> [EXERCISE DATA]:
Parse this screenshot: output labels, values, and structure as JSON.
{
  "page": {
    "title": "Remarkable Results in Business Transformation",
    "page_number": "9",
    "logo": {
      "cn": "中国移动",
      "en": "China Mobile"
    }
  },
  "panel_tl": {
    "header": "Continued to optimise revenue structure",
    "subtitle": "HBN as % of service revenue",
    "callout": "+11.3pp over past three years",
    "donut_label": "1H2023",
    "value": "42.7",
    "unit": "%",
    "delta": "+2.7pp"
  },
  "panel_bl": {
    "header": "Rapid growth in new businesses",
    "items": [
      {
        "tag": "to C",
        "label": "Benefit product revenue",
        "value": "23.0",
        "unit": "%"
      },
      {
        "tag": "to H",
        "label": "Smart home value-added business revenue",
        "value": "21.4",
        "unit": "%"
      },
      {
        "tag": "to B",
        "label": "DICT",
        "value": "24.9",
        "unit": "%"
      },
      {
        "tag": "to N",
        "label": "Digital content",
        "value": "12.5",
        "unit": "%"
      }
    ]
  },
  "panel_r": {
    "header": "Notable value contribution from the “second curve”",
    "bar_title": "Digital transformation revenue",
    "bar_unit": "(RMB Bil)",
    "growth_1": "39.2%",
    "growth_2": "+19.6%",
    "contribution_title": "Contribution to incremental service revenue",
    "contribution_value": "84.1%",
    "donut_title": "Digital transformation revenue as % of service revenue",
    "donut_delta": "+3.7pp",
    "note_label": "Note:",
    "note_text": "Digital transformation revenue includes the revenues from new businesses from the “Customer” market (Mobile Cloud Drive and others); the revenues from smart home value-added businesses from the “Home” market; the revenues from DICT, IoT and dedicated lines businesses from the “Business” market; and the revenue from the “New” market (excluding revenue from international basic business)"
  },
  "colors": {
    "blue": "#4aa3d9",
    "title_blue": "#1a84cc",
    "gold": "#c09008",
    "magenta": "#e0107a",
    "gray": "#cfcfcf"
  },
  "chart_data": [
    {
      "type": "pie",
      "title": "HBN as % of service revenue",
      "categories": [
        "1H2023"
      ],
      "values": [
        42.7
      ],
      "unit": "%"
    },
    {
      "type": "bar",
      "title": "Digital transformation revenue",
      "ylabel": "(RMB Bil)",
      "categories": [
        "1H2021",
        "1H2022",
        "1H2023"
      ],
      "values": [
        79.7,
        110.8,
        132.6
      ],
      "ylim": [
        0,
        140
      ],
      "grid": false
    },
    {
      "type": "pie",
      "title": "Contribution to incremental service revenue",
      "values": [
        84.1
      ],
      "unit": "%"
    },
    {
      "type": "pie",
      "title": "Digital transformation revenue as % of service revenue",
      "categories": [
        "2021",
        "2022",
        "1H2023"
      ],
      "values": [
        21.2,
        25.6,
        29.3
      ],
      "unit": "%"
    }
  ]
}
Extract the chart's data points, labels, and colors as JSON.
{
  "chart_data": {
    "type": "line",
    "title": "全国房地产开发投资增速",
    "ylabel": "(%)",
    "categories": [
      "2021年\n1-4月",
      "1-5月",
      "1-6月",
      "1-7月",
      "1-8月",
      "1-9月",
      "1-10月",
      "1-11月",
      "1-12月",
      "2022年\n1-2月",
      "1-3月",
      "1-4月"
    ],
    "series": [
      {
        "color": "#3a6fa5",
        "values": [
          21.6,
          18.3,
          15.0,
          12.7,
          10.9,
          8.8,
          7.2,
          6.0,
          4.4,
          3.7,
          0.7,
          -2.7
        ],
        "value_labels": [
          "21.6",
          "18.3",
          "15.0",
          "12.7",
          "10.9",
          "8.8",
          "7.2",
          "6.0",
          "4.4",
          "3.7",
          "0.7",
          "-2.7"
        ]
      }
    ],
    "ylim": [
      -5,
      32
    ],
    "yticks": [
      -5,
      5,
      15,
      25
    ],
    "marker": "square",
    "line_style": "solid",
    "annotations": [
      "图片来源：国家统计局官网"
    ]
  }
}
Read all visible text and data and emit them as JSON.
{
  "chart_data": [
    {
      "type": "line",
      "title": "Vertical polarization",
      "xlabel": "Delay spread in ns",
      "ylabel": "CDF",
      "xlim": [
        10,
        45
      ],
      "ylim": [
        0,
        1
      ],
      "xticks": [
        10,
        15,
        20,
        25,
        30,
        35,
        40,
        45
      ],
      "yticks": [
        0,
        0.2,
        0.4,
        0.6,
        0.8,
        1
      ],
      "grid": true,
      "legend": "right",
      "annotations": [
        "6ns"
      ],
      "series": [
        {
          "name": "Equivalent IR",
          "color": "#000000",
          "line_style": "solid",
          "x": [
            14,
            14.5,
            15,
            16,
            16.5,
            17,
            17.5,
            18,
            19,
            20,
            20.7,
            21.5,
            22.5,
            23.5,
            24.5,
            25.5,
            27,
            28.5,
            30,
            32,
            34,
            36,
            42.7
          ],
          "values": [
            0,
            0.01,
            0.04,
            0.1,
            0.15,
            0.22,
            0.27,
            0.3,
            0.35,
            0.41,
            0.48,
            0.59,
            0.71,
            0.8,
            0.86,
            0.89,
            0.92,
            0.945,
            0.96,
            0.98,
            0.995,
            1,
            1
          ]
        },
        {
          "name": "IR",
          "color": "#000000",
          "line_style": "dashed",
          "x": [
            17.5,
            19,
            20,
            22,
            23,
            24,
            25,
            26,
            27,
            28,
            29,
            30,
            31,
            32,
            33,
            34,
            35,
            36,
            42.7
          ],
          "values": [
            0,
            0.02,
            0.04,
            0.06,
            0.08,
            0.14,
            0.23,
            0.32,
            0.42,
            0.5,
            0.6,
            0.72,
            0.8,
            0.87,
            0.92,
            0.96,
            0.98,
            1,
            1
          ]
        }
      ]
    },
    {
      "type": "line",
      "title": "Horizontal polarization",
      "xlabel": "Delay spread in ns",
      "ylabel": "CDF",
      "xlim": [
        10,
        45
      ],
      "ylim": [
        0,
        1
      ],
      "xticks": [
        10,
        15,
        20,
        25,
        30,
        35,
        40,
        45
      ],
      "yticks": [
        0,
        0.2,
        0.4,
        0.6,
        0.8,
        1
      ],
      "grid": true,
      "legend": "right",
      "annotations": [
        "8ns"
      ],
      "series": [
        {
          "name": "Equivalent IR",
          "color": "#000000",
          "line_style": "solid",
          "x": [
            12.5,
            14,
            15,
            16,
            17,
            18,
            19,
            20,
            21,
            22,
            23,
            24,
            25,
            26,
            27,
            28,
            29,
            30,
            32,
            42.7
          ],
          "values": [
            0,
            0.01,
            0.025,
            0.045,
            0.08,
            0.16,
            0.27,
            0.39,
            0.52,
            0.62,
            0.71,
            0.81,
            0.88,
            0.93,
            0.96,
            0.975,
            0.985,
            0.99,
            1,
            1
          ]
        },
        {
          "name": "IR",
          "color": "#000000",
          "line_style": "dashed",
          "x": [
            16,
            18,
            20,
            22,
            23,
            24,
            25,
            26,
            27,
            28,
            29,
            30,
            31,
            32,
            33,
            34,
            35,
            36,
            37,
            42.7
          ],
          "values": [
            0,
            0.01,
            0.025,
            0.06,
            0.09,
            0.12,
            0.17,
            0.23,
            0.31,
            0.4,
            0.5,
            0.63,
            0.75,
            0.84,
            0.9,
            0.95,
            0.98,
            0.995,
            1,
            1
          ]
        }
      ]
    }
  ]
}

> [WRITTEN REQUEST]:
Reproduce the entire listing word for word.

> [WRITTEN REPLY]:
Parse this screenshot: output labels, values, and structure as JSON.
{
  "page": {
    "title": "Remarkable Results in Business Transformation",
    "page_number": "9",
    "logo": {
      "cn": "中国移动",
      "en": "China Mobile"
    }
  },
  "panel_tl": {
    "header": "Continued to optimise revenue structure",
    "subtitle": "HBN as % of service revenue",
    "callout": "+11.3pp over past three years",
    "donut_label": "1H2023",
    "value": "42.7",
    "unit": "%",
    "delta": "+2.7pp"
  },
  "panel_bl": {
    "header": "Rapid growth in new businesses",
    "items": [
      {
        "tag": "to C",
        "label": "Benefit product revenue",
        "value": "23.0",
        "unit": "%"
      },
      {
        "tag": "to H",
        "label": "Smart home value-added business revenue",
        "value": "21.4",
        "unit": "%"
      },
      {
        "tag": "to B",
        "label": "DICT",
        "value": "24.9",
        "unit": "%"
      },
      {
        "tag": "to N",
        "label": "Digital content",
        "value": "12.5",
        "unit": "%"
      }
    ]
  },
  "panel_r": {
    "header": "Notable value contribution from the “second curve”",
    "bar_title": "Digital transformation revenue",
    "bar_unit": "(RMB Bil)",
    "growth_1": "39.2%",
    "growth_2": "+19.6%",
    "contribution_title": "Contribution to incremental service revenue",
    "contribution_value": "84.1%",
    "donut_title": "Digital transformation revenue as % of service revenue",
    "donut_delta": "+3.7pp",
    "note_label": "Note:",
    "note_text": "Digital transformation revenue includes the revenues from new businesses from the “Customer” market (Mobile Cloud Drive and others); the revenues from smart home value-added businesses from the “Home” market; the revenues from DICT, IoT and dedicated lines businesses from the “Business” market; and the revenue from the “New” market (excluding revenue from international basic business)"
  },
  "colors": {
    "blue": "#4aa3d9",
    "title_blue": "#1a84cc",
    "gold": "#c09008",
    "magenta": "#e0107a",
    "gray": "#cfcfcf"
  },
  "chart_data": [
    {
      "type": "pie",
      "title": "HBN as % of service revenue",
      "categories": [
        "1H2023"
      ],
      "values": [
        42.7
      ],
      "unit": "%"
    },
    {
      "type": "bar",
      "title": "Digital transformation revenue",
      "ylabel": "(RMB Bil)",
      "categories": [
        "1H2021",
        "1H2022",
        "1H2023"
      ],
      "values": [
        79.7,
        110.8,
        132.6
      ],
      "ylim": [
        0,
        140
      ],
      "grid": false
    },
    {
      "type": "pie",
      "title": "Contribution to incremental service revenue",
      "values": [
        84.1
      ],
      "unit": "%"
    },
    {
      "type": "pie",
      "title": "Digital transformation revenue as % of service revenue",
      "categories": [
        "2021",
        "2022",
        "1H2023"
      ],
      "values": [
        21.2,
        25.6,
        29.3
      ],
      "unit": "%"
    }
  ]
}
Extract the chart's data points, labels, and colors as JSON.
{
  "chart_data": {
    "type": "line",
    "title": "全国房地产开发投资增速",
    "ylabel": "(%)",
    "categories": [
      "2021年\n1-4月",
      "1-5月",
      "1-6月",
      "1-7月",
      "1-8月",
      "1-9月",
      "1-10月",
      "1-11月",
      "1-12月",
      "2022年\n1-2月",
      "1-3月",
      "1-4月"
    ],
    "series": [
      {
        "color": "#3a6fa5",
        "values": [
          21.6,
          18.3,
          15.0,
          12.7,
          10.9,
          8.8,
          7.2,
          6.0,
          4.4,
          3.7,
          0.7,
          -2.7
        ],
        "value_labels": [
          "21.6",
          "18.3",
          "15.0",
          "12.7",
          "10.9",
          "8.8",
          "7.2",
          "6.0",
          "4.4",
          "3.7",
          "0.7",
          "-2.7"
        ]
      }
    ],
    "ylim": [
      -5,
      32
    ],
    "yticks": [
      -5,
      5,
      15,
      25
    ],
    "marker": "square",
    "line_style": "solid",
    "annotations": [
      "图片来源：国家统计局官网"
    ]
  }
}
Read all visible text and data and emit them as JSON.
{
  "chart_data": [
    {
      "type": "line",
      "title": "Vertical polarization",
      "xlabel": "Delay spread in ns",
      "ylabel": "CDF",
      "xlim": [
        10,
        45
      ],
      "ylim": [
        0,
        1
      ],
      "xticks": [
        10,
        15,
        20,
        25,
        30,
        35,
        40,
        45
      ],
      "yticks": [
        0,
        0.2,
        0.4,
        0.6,
        0.8,
        1
      ],
      "grid": true,
      "legend": "right",
      "annotations": [
        "6ns"
      ],
      "series": [
        {
          "name": "Equivalent IR",
          "color": "#000000",
          "line_style": "solid",
          "x": [
            14,
            14.5,
            15,
            16,
            16.5,
            17,
            17.5,
            18,
            19,
            20,
            20.7,
            21.5,
            22.5,
            23.5,
            24.5,
            25.5,
            27,
            28.5,
            30,
            32,
            34,
            36,
            42.7
          ],
          "values": [
            0,
            0.01,
            0.04,
            0.1,
            0.15,
            0.22,
            0.27,
            0.3,
            0.35,
            0.41,
            0.48,
            0.59,
            0.71,
            0.8,
            0.86,
            0.89,
            0.92,
            0.945,
            0.96,
            0.98,
            0.995,
            1,
            1
          ]
        },
        {
          "name": "IR",
          "color": "#000000",
          "line_style": "dashed",
          "x": [
            17.5,
            19,
            20,
            22,
            23,
            24,
            25,
            26,
            27,
            28,
            29,
            30,
            31,
            32,
            33,
            34,
            35,
            36,
            42.7
          ],
          "values": [
            0,
            0.02,
            0.04,
            0.06,
            0.08,
            0.14,
            0.23,
            0.32,
            0.42,
            0.5,
            0.6,
            0.72,
            0.8,
            0.87,
            0.92,
            0.96,
            0.98,
            1,
            1
          ]
        }
      ]
    },
    {
      "type": "line",
      "title": "Horizontal polarization",
      "xlabel": "Delay spread in ns",
      "ylabel": "CDF",
      "xlim": [
        10,
        45
      ],
      "ylim": [
        0,
        1
      ],
      "xticks": [
        10,
        15,
        20,
        25,
        30,
        35,
        40,
        45
      ],
      "yticks": [
        0,
        0.2,
        0.4,
        0.6,
        0.8,
        1
      ],
      "grid": true,
      "legend": "right",
      "annotations": [
        "8ns"
      ],
      "series": [
        {
          "name": "Equivalent IR",
          "color": "#000000",
          "line_style": "solid",
          "x": [
            12.5,
            14,
            15,
            16,
            17,
            18,
            19,
            20,
            21,
            22,
            23,
            24,
            25,
            26,
            27,
            28,
            29,
            30,
            32,
            42.7
          ],
          "values": [
            0,
            0.01,
            0.025,
            0.045,
            0.08,
            0.16,
            0.27,
            0.39,
            0.52,
            0.62,
            0.71,
            0.81,
            0.88,
            0.93,
            0.96,
            0.975,
            0.985,
            0.99,
            1,
            1
          ]
        },
        {
          "name": "IR",
          "color": "#000000",
          "line_style": "dashed",
          "x": [
            16,
            18,
            20,
            22,
            23,
            24,
            25,
            26,
            27,
            28,
            29,
            30,
            31,
            32,
            33,
            34,
            35,
            36,
            37,
            42.7
          ],
          "values": [
            0,
            0.01,
            0.025,
            0.06,
            0.09,
            0.12,
            0.17,
            0.23,
            0.31,
            0.4,
            0.5,
            0.63,
            0.75,
            0.84,
            0.9,
            0.95,
            0.98,
            0.995,
            1,
            1
          ]
        }
      ]
    }
  ]
}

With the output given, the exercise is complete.